**СПИСОК ЗАДАНИЙ**
(a) Пожалуйста, выпишите по отдельности все предложения из слов Юрия Петровича Любимова, которые в начале интервью приведены в кавычках.
(b) Продублируйте из интервью всё, начиная с «Юрий Петрович Любимов» и до «их удалось сохранить.».

**ФРАГМЕНТ ТЕКСТА**
^^^^^^^^^^^^^^^^

Юрий Петрович Любимов говорил: «Я не вечен. Храните этот Дом. Спектакли. Берегите что у вас есть». Уже год прошёл после смерти Мэтра. Наш сегодняшний разговор с актёром Александром ТРОФИМОВЫМ, проработавшим в Театре на Таганке 40 лет.
Затянувшаяся пауза
– Уже год нет Юрия Петровича Любимова. Удастся ли сохранить его наследие?
– Нет таких людей, которые в состоянии на этот вопрос ответить определённо. Мне кажется, что Юрий Петрович очень много лет смотрел на всё из зала и обладал правом хозяина. Он был автором этого Дома. И всё держал в своих руках. Поэтому сегодня нужен некий координатор, который следил бы за состоянием оставшихся спектаклей, тех, что могли бы ещё идти на сцене. Сейчас я непременно буду смотреть любимовские спектакли, ряд которых попытаются восстановить на площадке «Театра киноактёра». Посмотрю, в какой мере их удалось сохранить.

^^^^^^^^^^^^^^^^

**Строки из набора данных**
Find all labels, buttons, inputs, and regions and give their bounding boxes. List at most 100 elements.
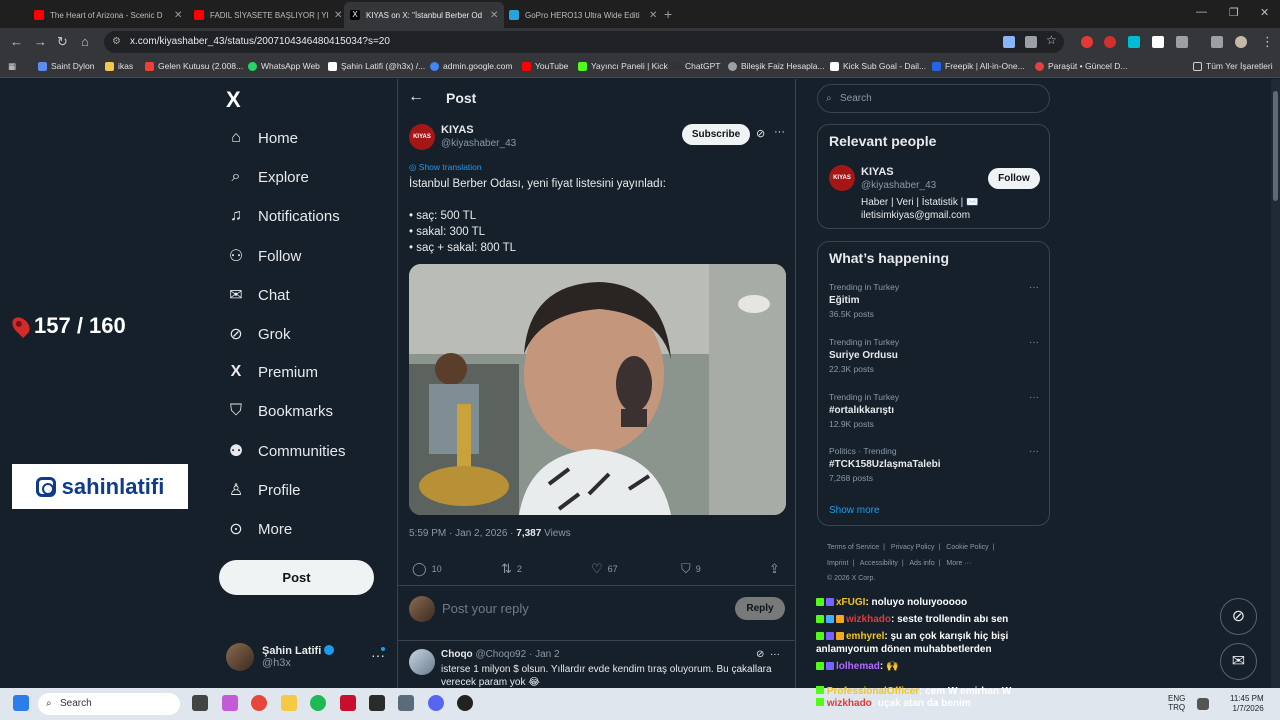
all-bookmarks[interactable]: Tüm Yer İşaretleri [1193,61,1273,71]
extension-icon[interactable] [1152,36,1164,48]
reply-input[interactable]: Post your reply [442,601,529,616]
nav-bookmarks[interactable]: ⛉ Bookmarks [226,402,333,420]
trend-item[interactable]: Politics · Trending #TCK158UzlaşmaTalebi… [829,446,1039,483]
close-tab-icon[interactable]: ✕ [174,10,182,21]
bookmark-item[interactable]: Kick Sub Goal - Dail... [830,61,926,71]
author-name[interactable]: KIYAS [441,124,474,136]
nav-home[interactable]: ⌂ Home [226,129,298,147]
new-tab-button[interactable]: + [664,6,672,22]
bookmark-item[interactable]: Yayıncı Paneli | Kick [578,61,668,71]
minimize-icon[interactable]: — [1196,6,1207,18]
grok-icon[interactable]: ⊘ [756,127,765,140]
extension-icon[interactable] [1128,36,1140,48]
nav-communities[interactable]: ⚉ Communities [226,441,346,461]
browser-tab[interactable]: FADIL SİYASETE BAŞLIYOR | YE ✕ [188,4,348,26]
browser-menu-icon[interactable]: ⋮ [1261,34,1274,50]
trend-item[interactable]: Trending in Turkey Suriye Ordusu 22.3K p… [829,337,1039,374]
bookmark-item[interactable]: Freepik | All-in-One... [932,61,1025,71]
bookmark-item[interactable]: Paraşüt • Güncel D... [1035,61,1128,71]
share-action[interactable]: ⇪ [769,561,785,577]
copilot-icon[interactable] [222,695,238,711]
reload-icon[interactable]: ↻ [57,34,68,50]
follow-button[interactable]: Follow [988,168,1040,189]
trend-item[interactable]: Trending in Turkey Eğitim 36.5K posts ··… [829,282,1039,319]
author-handle[interactable]: @kiyashaber_43 [441,138,516,149]
person-avatar[interactable]: KIYAS [829,165,855,191]
more-icon[interactable]: ··· [1029,392,1039,403]
obs-icon[interactable] [457,695,473,711]
like-action[interactable]: ♡ 67 [591,561,618,577]
file-explorer-icon[interactable] [281,695,297,711]
messages-fab-button[interactable]: ✉ [1220,643,1257,680]
grok-icon[interactable]: ⊘ [756,649,764,660]
footer-link[interactable]: Ads info [909,560,934,567]
footer-link[interactable]: More ··· [946,560,971,567]
extension-icon[interactable] [1104,36,1116,48]
show-translation-link[interactable]: ◎ Show translation [409,162,482,173]
grok-fab-button[interactable]: ⊘ [1220,598,1257,635]
app-icon[interactable] [340,695,356,711]
discord-icon[interactable] [428,695,444,711]
post-image[interactable] [409,264,786,515]
app-icon[interactable] [398,695,414,711]
subscribe-button[interactable]: Subscribe [682,124,750,145]
reply-action[interactable]: ◯ 10 [412,561,442,577]
apps-grid-icon[interactable]: ▦ [8,61,16,72]
nav-follow[interactable]: ⚇ Follow [226,246,302,266]
language-indicator[interactable]: ENG TRQ [1168,694,1185,712]
profile-avatar[interactable] [1235,36,1247,48]
close-tab-icon[interactable]: ✕ [334,10,342,21]
nav-explore[interactable]: ⌕ Explore [226,168,309,186]
bookmark-item[interactable]: WhatsApp Web [248,61,320,71]
account-switcher[interactable]: Şahin Latifi @h3x [226,643,335,671]
spotify-icon[interactable] [310,695,326,711]
nav-more[interactable]: ⊙ More [226,519,292,539]
post-timestamp[interactable]: 5:59 PM · Jan 2, 2026 · [409,528,516,539]
more-icon[interactable]: ··· [774,126,785,138]
trend-item[interactable]: Trending in Turkey #ortalıkkarıştı 12.9K… [829,392,1039,429]
bookmark-item[interactable]: Saint Dylon [38,61,94,71]
cast-icon[interactable] [1025,36,1037,48]
forward-icon[interactable]: → [34,34,47,49]
windows-start-icon[interactable] [13,695,29,711]
bookmark-item[interactable]: Şahin Latifi (@h3x) /... [328,61,425,71]
footer-link[interactable]: Terms of Service [827,544,879,551]
wifi-icon[interactable] [1197,698,1209,710]
browser-tab[interactable]: The Heart of Arizona - Scenic D ✕ [28,4,188,26]
translate-icon[interactable] [1003,36,1015,48]
close-tab-icon[interactable]: ✕ [490,10,498,21]
more-icon[interactable]: ··· [1029,282,1039,293]
taskbar-search[interactable]: ⌕ Search [38,693,180,715]
back-arrow-icon[interactable]: ← [408,88,424,106]
clock[interactable]: 11:45 PM 1/7/2026 [1230,694,1264,714]
person-name[interactable]: KIYAS [861,166,894,178]
bookmark-item[interactable]: ikas [105,61,133,71]
more-icon[interactable]: ··· [1029,337,1039,348]
extension-icon[interactable] [1081,36,1093,48]
app-icon[interactable] [369,695,385,711]
nav-notifications[interactable]: ♫ Notifications [226,207,340,225]
more-icon[interactable]: ··· [1029,446,1039,457]
browser-tab-active[interactable]: X KIYAS on X: "İstanbul Berber Od ✕ [344,2,505,28]
bookmark-item[interactable]: ChatGPT [672,61,720,71]
site-info-icon[interactable]: ⚙ [112,31,121,53]
close-window-icon[interactable]: ✕ [1260,6,1269,19]
show-more-link[interactable]: Show more [829,505,880,516]
x-logo-icon[interactable]: X [226,87,241,113]
close-tab-icon[interactable]: ✕ [649,10,657,21]
footer-link[interactable]: Accessibility [860,560,898,567]
task-view-icon[interactable] [192,695,208,711]
bookmark-item[interactable]: Bileşik Faiz Hesapla... [728,61,825,71]
bookmark-item[interactable]: YouTube [522,61,568,71]
restore-icon[interactable]: ❐ [1229,6,1239,19]
extensions-puzzle-icon[interactable] [1176,36,1188,48]
home-icon[interactable]: ⌂ [81,34,89,49]
search-input[interactable]: ⌕ Search [817,84,1050,113]
reply-button[interactable]: Reply [735,597,785,620]
commenter-name[interactable]: Choqo [441,649,473,660]
bookmark-item[interactable]: admin.google.com [430,61,512,71]
bookmark-star-icon[interactable]: ☆ [1046,33,1057,47]
footer-link[interactable]: Imprint [827,560,848,567]
footer-link[interactable]: Cookie Policy [946,544,988,551]
reading-list-icon[interactable] [1211,36,1223,48]
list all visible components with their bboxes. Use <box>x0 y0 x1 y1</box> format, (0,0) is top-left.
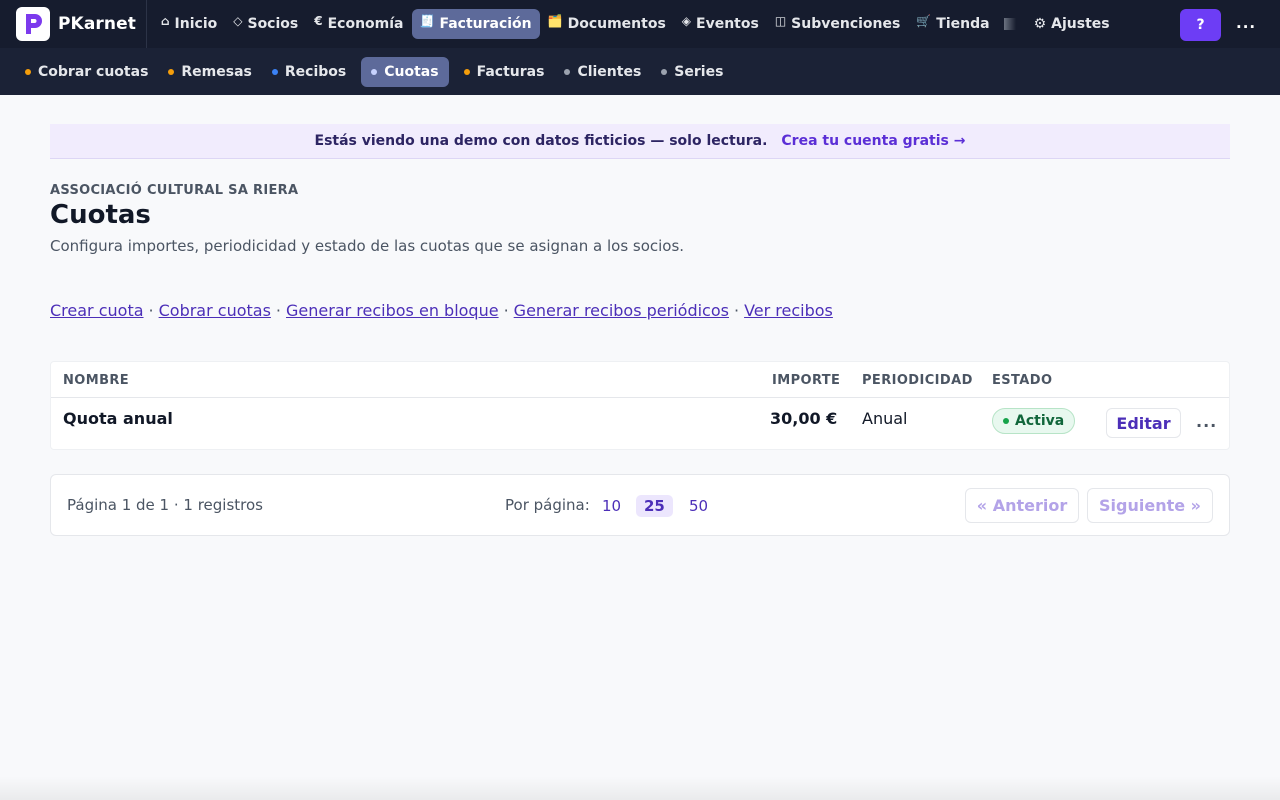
nav-item-eventos[interactable]: ◈ Eventos <box>674 9 767 39</box>
page-size-50[interactable]: 50 <box>681 495 716 517</box>
nav-item-label: Ajustes <box>1051 16 1110 32</box>
next-page-button[interactable]: Siguiente » <box>1087 488 1213 523</box>
page-title: Cuotas <box>50 200 151 230</box>
subnav-item-label: Facturas <box>476 63 545 80</box>
status-dot-icon <box>168 68 175 75</box>
logo-icon <box>16 7 50 41</box>
collect-fees-link[interactable]: Cobrar cuotas <box>159 301 271 320</box>
pagination-bar: Página 1 de 1 · 1 registros Por página: … <box>50 474 1230 536</box>
nav-item-label: Subvenciones <box>791 16 901 32</box>
row-more-menu-button[interactable]: ... <box>1196 412 1217 431</box>
column-header-amount: IMPORTE <box>772 373 841 388</box>
demo-banner: Estás viendo una demo con datos ficticio… <box>50 124 1230 159</box>
subnav-item-cuotas[interactable]: Cuotas <box>361 56 449 87</box>
home-icon: ⌂ <box>160 14 170 28</box>
nav-item-label: Eventos <box>696 16 759 32</box>
separator: · <box>275 301 282 320</box>
fee-amount: 30,00 € <box>770 409 838 428</box>
nav-item-documentos[interactable]: 🗂️ Documentos <box>540 9 674 39</box>
more-menu-button[interactable]: ... <box>1236 14 1256 32</box>
brand[interactable]: PKarnet <box>16 0 147 48</box>
nav-item-socios[interactable]: ◇ Socios <box>225 9 306 39</box>
previous-page-button[interactable]: « Anterior <box>965 488 1079 523</box>
page-subtitle: Configura importes, periodicidad y estad… <box>50 237 685 255</box>
status-dot-icon <box>463 68 470 75</box>
fees-table: NOMBRE IMPORTE PERIODICIDAD ESTADO Quota… <box>50 361 1230 450</box>
page-size-10[interactable]: 10 <box>594 495 629 517</box>
gear-icon: ⚙ <box>1033 16 1047 32</box>
column-header-period: PERIODICIDAD <box>862 373 973 388</box>
action-links: Crear cuota · Cobrar cuotas · Generar recibo… <box>50 301 833 320</box>
status-dot-icon <box>271 68 278 75</box>
subnav-item-recibos[interactable]: Recibos <box>267 57 351 87</box>
nav-item-label: Economía <box>327 16 404 32</box>
diamond-icon: ◇ <box>233 14 243 28</box>
bottom-shadow <box>0 776 1280 800</box>
separator: · <box>148 301 154 320</box>
pagination-info: Página 1 de 1 · 1 registros <box>67 496 263 514</box>
subnav-item-clientes[interactable]: Clientes <box>559 57 646 87</box>
separator: · <box>733 301 740 320</box>
periodic-receipts-link[interactable]: Generar recibos periódicos <box>514 301 729 320</box>
nav-item-tienda[interactable]: 🛒 Tienda <box>908 9 997 39</box>
status-badge: Activa <box>992 408 1076 434</box>
view-receipts-link[interactable]: Ver recibos <box>744 301 833 320</box>
column-header-name: NOMBRE <box>63 373 130 388</box>
nav-item-label: Facturación <box>439 16 532 32</box>
subnav-item-remesas[interactable]: Remesas <box>163 57 256 87</box>
sub-navbar: Cobrar cuotas Remesas Recibos Cuotas Fac… <box>0 48 1280 95</box>
demo-banner-text: Estás viendo una demo con datos ficticio… <box>314 133 768 149</box>
fee-name: Quota anual <box>63 409 173 428</box>
nav-item-label: Tienda <box>936 16 990 32</box>
events-icon: ◈ <box>681 14 692 28</box>
main-nav: ⌂ Inicio ◇ Socios € Economía 🧾 Facturaci… <box>153 0 1118 48</box>
help-button[interactable]: ? <box>1180 9 1221 41</box>
create-fee-link[interactable]: Crear cuota <box>50 301 144 320</box>
table-header-divider <box>51 397 1229 398</box>
euro-icon: € <box>314 14 323 28</box>
subnav-item-label: Series <box>674 63 724 80</box>
page-size-25[interactable]: 25 <box>636 495 673 517</box>
subnav-item-label: Clientes <box>577 63 642 80</box>
subnav-item-series[interactable]: Series <box>656 57 728 87</box>
nav-item-ajustes[interactable]: ⚙ Ajustes <box>1026 9 1118 39</box>
subnav-item-label: Remesas <box>181 63 252 80</box>
nav-overflow-fade <box>1003 18 1016 30</box>
status-dot-icon <box>1003 418 1009 424</box>
nav-item-facturacion[interactable]: 🧾 Facturación <box>411 9 540 39</box>
grants-icon: ◫ <box>774 14 787 28</box>
nav-item-label: Inicio <box>174 16 218 32</box>
nav-item-subvenciones[interactable]: ◫ Subvenciones <box>767 9 909 39</box>
status-dot-icon <box>564 68 571 75</box>
brand-name: PKarnet <box>58 14 136 34</box>
receipt-icon: 🧾 <box>419 14 435 28</box>
separator: · <box>503 301 509 320</box>
organization-name: ASSOCIACIÓ CULTURAL SA RIERA <box>50 183 299 198</box>
status-dot-icon <box>25 68 31 75</box>
subnav-item-label: Cuotas <box>384 63 439 80</box>
nav-item-inicio[interactable]: ⌂ Inicio <box>153 9 225 39</box>
status-dot-icon <box>371 68 378 75</box>
subnav-item-label: Recibos <box>284 63 347 80</box>
create-account-link[interactable]: Crea tu cuenta gratis → <box>781 133 965 149</box>
column-header-status: ESTADO <box>992 373 1053 388</box>
status-dot-icon <box>661 68 668 75</box>
subnav-item-cobrar-cuotas[interactable]: Cobrar cuotas <box>20 57 153 87</box>
fee-period: Anual <box>862 409 908 428</box>
subnav-item-facturas[interactable]: Facturas <box>459 57 550 87</box>
per-page-label: Por página: <box>505 496 590 514</box>
subnav-item-label: Cobrar cuotas <box>38 63 149 80</box>
status-label: Activa <box>1015 413 1065 429</box>
nav-item-economia[interactable]: € Economía <box>306 9 411 39</box>
folder-icon: 🗂️ <box>547 14 563 28</box>
nav-item-label: Socios <box>247 16 299 32</box>
bulk-receipts-link[interactable]: Generar recibos en bloque <box>286 301 499 320</box>
nav-item-label: Documentos <box>567 16 666 32</box>
edit-button[interactable]: Editar <box>1106 408 1181 438</box>
cart-icon: 🛒 <box>916 14 932 28</box>
top-navbar: PKarnet ⌂ Inicio ◇ Socios € Economía 🧾 F… <box>0 0 1280 48</box>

^^^^^^^^^^^^^^^^

**ОТВЕТЫ К ЗАДАНИЯМ**
(a)
Я не вечен.
Храните этот Дом.
Спектакли.
Берегите что у вас есть.

(b)
Юрий Петрович Любимов говорил: «Я не вечен. Храните этот Дом. Спектакли. Берегите что у вас есть». Уже год прошёл после смерти Мэтра. Наш сегодняшний разговор с актёром Александром ТРОФИМОВЫМ, проработавшим в Театре на Таганке 40 лет.
Затянувшаяся пауза
– Уже год нет Юрия Петровича Любимова. Удастся ли сохранить его наследие?
– Нет таких людей, которые в состоянии на этот вопрос ответить определённо. Мне кажется, что Юрий Петрович очень много лет смотрел на всё из зала и обладал правом хозяина. Он был автором этого Дома. И всё держал в своих руках. Поэтому сегодня нужен некий координатор, который следил бы за состоянием оставшихся спектаклей, тех, что могли бы ещё идти на сцене. Сейчас я непременно буду смотреть любимовские спектакли, ряд которых попытаются восстановить на площадке «Театра киноактёра». Посмотрю, в какой мере их удалось сохранить.